PROBLEM TO SOLVE ::
Find the string "edited" in the records. Copy every line it appears in.

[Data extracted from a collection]
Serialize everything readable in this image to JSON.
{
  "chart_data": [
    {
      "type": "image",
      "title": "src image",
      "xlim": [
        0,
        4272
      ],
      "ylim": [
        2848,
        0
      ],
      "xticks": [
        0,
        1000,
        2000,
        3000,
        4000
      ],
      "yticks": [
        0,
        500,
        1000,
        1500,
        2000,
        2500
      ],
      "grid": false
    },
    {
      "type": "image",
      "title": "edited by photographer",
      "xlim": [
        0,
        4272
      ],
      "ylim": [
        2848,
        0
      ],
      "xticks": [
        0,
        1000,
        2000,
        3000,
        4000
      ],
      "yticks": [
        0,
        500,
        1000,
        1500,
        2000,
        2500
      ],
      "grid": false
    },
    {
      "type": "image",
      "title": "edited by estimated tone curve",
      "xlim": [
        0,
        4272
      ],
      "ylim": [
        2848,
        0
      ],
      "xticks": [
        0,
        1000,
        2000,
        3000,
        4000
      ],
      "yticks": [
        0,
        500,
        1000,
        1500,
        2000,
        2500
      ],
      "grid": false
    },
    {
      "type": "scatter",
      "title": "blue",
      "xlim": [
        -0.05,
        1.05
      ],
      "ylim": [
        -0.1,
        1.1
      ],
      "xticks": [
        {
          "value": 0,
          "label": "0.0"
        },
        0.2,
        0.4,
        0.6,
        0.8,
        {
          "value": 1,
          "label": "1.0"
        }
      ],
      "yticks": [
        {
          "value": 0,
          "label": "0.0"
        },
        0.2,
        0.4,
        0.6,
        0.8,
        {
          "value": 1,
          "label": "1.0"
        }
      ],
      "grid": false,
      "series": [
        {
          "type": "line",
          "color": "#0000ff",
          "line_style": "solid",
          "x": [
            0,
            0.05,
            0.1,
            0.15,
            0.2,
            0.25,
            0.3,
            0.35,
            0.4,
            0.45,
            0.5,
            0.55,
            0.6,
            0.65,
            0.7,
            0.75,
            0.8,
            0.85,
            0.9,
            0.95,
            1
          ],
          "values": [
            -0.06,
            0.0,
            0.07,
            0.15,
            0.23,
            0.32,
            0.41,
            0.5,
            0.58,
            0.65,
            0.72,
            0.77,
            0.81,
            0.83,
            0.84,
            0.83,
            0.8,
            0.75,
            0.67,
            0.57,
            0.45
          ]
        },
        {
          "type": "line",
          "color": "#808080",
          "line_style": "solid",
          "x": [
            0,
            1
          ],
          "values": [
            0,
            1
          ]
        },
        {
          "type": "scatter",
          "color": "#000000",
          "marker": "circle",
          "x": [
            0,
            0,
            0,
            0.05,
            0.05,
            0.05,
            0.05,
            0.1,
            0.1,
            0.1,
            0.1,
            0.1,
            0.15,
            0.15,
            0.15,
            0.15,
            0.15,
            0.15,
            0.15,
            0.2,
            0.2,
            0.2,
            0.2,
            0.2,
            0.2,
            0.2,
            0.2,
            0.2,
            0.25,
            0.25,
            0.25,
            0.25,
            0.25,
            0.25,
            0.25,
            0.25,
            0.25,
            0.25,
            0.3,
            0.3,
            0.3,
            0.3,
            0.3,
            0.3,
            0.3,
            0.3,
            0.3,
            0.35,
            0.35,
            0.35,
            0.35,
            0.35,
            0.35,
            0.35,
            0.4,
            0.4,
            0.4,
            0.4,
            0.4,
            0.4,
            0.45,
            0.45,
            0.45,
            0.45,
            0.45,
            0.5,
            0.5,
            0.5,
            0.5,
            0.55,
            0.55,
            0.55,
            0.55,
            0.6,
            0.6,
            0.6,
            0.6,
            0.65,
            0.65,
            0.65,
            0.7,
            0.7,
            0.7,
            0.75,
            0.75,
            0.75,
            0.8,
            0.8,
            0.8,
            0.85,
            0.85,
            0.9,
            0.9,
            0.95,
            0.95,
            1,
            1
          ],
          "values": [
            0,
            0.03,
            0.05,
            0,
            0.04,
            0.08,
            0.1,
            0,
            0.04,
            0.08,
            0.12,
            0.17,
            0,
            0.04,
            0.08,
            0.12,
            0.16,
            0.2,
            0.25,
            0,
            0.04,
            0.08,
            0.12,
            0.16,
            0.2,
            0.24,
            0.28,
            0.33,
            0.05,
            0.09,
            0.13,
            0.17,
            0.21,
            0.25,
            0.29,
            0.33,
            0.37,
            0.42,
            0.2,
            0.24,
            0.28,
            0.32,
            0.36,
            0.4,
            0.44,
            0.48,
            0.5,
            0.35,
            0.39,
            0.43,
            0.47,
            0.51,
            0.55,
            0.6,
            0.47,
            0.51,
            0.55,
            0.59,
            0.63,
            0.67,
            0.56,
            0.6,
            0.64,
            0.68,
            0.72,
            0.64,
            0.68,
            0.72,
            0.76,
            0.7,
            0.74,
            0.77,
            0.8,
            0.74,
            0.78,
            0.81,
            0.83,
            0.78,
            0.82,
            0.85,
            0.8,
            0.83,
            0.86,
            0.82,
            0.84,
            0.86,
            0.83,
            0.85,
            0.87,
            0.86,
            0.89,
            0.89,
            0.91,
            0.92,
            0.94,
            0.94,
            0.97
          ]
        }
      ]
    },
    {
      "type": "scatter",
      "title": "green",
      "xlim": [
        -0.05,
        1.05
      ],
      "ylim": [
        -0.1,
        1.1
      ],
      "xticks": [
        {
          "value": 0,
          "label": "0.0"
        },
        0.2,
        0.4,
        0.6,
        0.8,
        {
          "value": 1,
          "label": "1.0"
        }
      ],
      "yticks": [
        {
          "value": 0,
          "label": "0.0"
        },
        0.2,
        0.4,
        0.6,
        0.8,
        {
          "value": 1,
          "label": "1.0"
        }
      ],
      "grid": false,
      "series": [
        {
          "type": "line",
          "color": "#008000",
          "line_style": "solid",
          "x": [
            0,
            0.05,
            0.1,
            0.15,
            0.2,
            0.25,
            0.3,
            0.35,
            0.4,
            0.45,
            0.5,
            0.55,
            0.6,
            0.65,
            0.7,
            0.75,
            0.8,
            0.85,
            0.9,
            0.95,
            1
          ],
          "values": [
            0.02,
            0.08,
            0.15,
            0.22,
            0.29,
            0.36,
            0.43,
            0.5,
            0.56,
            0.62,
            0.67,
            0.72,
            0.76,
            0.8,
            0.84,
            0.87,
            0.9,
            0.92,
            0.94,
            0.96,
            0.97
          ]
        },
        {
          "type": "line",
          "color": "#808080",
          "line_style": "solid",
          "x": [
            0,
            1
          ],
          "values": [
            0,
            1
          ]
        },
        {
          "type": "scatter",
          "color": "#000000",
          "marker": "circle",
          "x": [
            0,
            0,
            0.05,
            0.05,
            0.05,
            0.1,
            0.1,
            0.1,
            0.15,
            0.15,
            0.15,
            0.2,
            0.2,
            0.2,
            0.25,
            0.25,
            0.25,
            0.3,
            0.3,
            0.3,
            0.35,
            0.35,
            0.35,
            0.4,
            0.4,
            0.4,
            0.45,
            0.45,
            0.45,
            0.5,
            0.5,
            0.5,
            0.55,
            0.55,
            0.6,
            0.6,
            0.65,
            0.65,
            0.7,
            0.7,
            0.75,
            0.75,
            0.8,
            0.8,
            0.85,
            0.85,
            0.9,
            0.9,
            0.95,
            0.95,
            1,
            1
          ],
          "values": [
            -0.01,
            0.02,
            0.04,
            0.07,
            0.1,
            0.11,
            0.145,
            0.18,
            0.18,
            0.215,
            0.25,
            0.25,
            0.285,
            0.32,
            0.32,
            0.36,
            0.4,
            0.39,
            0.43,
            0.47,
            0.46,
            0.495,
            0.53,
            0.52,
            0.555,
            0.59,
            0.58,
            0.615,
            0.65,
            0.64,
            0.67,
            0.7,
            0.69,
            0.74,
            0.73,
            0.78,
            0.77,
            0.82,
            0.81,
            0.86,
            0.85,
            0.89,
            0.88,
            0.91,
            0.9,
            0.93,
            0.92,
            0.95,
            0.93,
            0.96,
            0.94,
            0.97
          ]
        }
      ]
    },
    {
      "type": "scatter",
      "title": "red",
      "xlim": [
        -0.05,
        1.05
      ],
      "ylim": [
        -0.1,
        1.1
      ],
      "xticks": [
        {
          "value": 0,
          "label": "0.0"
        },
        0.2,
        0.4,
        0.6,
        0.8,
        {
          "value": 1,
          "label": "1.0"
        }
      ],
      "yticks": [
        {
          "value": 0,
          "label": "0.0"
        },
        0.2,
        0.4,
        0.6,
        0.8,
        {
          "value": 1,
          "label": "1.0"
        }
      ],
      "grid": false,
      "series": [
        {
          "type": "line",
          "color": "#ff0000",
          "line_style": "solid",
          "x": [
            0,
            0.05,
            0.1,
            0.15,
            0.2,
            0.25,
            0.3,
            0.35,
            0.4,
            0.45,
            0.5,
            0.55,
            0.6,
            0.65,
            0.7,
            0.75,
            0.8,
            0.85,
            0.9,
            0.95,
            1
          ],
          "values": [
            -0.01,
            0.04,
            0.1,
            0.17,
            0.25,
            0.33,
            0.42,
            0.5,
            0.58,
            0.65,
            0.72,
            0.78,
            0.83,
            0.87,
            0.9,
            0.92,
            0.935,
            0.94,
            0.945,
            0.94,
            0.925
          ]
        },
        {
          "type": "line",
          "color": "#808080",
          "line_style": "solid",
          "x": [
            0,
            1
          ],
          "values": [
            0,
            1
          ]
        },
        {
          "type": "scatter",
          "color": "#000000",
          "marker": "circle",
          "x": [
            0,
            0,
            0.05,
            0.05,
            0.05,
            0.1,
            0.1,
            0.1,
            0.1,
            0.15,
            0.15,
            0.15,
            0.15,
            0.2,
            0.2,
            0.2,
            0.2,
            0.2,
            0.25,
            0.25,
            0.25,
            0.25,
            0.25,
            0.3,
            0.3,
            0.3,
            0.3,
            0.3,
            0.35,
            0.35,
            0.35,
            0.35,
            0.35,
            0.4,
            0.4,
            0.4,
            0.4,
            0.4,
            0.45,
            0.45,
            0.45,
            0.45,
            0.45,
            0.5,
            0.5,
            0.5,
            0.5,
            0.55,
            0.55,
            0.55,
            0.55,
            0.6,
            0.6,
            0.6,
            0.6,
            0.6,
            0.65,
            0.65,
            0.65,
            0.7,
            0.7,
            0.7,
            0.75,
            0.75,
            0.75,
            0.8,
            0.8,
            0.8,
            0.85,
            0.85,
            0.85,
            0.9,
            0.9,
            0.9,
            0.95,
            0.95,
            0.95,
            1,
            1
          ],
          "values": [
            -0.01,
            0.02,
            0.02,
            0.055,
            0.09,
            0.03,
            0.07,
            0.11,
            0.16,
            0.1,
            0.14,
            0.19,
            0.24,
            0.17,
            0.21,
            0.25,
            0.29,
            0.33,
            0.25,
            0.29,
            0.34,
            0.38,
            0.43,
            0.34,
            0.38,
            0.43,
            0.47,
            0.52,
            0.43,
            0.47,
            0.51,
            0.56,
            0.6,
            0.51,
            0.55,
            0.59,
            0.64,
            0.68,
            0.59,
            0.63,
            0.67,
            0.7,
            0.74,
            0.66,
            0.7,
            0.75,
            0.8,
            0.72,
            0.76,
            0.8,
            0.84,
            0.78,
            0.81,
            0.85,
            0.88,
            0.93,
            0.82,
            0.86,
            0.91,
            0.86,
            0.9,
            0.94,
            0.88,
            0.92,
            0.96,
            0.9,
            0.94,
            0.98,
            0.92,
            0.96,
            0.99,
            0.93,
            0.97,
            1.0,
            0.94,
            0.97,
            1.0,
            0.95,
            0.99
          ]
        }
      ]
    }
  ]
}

IN RESPONSE ::
      "title": "edited by photographer",
      "title": "edited by estimated tone curve",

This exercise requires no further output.